**TO BE DONE:** Only the number is wanted: how many lines in the data contain "发电权实际"?

[Data records]
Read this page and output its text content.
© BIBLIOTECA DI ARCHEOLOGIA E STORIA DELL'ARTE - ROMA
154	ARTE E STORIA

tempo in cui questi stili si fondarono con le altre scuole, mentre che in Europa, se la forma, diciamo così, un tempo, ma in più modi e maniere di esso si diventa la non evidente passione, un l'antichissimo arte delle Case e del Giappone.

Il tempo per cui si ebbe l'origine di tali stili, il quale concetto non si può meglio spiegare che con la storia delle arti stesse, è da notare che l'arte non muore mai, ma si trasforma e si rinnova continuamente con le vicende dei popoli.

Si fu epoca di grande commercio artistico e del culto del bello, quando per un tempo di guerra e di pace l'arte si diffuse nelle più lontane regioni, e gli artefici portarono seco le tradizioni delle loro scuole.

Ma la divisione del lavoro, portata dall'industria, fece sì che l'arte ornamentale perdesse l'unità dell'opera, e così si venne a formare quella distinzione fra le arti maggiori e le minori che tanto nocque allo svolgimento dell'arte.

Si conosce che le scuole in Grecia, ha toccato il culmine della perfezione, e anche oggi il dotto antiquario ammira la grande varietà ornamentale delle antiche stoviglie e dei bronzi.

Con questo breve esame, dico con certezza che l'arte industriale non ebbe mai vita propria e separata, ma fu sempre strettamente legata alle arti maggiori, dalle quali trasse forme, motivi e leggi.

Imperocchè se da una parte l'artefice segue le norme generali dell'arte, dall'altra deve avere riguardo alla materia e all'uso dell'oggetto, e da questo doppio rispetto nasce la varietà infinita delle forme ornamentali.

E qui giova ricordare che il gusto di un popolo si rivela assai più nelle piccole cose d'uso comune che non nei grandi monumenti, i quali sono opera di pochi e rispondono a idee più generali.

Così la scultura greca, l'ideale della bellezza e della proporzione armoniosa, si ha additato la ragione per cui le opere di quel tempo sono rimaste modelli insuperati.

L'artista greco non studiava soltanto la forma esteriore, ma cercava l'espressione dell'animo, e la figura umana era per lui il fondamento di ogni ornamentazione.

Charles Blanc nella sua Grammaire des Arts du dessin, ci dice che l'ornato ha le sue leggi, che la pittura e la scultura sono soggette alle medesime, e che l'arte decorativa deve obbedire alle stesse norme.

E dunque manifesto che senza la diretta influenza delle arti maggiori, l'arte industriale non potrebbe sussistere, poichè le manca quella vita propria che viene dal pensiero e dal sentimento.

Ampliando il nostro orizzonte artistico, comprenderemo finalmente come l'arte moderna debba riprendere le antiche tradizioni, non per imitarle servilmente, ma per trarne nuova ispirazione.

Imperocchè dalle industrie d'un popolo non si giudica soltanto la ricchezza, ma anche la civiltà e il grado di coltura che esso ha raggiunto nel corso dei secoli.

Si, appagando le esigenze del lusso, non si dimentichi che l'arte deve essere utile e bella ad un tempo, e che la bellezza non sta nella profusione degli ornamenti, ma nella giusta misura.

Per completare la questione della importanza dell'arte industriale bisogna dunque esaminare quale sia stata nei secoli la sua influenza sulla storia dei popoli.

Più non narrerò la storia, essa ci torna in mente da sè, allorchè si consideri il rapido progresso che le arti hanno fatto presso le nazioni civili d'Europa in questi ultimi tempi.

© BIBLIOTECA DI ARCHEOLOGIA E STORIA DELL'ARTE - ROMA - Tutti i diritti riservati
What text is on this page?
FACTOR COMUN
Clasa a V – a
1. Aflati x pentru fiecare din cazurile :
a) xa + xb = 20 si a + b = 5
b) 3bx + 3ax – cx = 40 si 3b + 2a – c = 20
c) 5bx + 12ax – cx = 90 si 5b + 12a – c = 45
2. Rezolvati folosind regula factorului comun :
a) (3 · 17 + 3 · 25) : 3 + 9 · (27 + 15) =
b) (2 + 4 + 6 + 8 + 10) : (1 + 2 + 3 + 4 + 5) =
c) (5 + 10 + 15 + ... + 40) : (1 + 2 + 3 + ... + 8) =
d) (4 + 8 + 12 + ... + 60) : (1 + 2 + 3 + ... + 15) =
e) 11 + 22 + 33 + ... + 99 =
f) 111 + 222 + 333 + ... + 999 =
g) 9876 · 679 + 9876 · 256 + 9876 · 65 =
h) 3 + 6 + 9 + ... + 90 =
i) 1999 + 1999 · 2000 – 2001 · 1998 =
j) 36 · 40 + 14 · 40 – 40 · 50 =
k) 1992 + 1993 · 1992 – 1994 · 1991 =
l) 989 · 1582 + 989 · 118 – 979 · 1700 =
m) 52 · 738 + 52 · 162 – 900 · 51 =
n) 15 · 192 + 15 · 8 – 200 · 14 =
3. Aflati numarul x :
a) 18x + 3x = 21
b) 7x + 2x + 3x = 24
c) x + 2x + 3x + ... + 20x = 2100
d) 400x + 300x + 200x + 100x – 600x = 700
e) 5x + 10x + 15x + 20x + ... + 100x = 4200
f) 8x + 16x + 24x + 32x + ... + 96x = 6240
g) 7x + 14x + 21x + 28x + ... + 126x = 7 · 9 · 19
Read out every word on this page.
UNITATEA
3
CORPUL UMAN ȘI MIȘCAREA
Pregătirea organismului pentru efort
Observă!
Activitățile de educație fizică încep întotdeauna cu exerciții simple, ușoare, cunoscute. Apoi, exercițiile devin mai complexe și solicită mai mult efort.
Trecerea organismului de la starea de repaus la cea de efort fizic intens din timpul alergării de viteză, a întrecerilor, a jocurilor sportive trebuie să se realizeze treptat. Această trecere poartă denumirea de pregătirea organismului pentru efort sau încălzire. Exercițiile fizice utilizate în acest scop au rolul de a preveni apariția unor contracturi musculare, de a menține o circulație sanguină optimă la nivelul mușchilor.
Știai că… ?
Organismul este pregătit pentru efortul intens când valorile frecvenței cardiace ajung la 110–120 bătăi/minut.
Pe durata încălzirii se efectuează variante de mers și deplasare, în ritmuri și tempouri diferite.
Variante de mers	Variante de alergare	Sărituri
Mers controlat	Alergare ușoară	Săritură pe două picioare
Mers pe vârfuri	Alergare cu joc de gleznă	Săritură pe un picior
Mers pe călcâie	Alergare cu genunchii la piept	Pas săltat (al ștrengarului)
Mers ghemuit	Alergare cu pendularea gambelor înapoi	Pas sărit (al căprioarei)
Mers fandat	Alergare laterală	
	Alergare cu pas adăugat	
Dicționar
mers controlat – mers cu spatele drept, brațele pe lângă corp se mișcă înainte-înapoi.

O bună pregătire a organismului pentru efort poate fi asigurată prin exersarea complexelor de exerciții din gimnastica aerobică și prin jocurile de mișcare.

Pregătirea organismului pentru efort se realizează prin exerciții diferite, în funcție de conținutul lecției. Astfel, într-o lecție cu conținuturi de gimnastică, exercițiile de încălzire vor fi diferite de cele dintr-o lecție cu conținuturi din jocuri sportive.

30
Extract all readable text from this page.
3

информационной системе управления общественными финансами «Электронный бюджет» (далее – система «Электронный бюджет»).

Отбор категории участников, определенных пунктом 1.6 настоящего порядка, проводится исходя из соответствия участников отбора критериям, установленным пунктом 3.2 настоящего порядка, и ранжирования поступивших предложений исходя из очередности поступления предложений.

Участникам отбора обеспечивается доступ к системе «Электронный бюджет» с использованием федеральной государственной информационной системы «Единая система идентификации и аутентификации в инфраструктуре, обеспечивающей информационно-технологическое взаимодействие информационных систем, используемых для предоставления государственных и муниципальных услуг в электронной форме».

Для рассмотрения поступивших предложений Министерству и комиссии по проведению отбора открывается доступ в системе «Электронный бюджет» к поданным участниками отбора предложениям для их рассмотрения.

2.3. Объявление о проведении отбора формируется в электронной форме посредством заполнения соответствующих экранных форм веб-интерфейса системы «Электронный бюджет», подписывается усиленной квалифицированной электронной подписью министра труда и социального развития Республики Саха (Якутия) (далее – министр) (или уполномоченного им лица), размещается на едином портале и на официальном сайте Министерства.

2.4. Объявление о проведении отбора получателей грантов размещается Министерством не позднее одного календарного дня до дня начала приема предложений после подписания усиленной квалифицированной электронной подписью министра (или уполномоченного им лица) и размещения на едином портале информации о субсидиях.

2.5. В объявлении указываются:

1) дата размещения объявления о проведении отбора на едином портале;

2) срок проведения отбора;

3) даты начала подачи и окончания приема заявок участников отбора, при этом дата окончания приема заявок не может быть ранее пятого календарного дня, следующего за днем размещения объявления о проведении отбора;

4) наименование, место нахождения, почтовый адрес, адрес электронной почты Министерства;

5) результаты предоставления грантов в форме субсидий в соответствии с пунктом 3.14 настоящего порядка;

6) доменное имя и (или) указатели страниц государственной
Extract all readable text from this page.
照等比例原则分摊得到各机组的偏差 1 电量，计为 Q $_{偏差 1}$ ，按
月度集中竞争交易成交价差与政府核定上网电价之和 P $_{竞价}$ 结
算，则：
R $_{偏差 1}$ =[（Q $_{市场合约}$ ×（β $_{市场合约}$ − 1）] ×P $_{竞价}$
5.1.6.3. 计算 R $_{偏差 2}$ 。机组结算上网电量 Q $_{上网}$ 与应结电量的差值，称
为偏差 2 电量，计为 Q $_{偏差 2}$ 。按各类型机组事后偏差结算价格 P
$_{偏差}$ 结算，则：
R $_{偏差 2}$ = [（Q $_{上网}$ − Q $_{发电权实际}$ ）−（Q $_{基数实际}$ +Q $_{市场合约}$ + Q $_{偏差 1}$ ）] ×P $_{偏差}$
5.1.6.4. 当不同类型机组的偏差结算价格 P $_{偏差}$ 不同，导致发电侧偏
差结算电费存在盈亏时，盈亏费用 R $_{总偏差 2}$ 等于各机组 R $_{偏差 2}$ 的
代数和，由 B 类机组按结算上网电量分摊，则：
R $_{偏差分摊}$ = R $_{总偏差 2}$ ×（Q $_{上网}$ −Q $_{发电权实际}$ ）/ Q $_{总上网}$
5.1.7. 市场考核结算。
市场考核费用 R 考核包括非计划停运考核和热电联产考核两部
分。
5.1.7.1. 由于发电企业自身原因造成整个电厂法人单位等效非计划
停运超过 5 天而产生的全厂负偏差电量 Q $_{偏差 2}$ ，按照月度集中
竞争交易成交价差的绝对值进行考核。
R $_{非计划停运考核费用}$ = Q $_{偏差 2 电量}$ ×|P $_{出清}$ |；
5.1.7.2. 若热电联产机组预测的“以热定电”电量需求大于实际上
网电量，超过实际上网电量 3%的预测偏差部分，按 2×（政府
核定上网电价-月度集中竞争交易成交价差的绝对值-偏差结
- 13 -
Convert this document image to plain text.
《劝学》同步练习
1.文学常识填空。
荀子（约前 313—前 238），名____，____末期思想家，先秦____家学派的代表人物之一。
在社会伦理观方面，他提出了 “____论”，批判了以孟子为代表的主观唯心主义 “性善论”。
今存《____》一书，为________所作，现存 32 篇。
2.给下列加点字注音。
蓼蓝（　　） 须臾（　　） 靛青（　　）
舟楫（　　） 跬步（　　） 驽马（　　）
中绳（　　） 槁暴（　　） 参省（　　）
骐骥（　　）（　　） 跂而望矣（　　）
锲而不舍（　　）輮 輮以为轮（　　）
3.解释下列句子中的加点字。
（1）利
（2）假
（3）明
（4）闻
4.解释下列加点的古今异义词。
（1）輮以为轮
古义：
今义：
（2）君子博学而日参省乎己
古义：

**SOLUTION TO THIS PROBLEM:** 2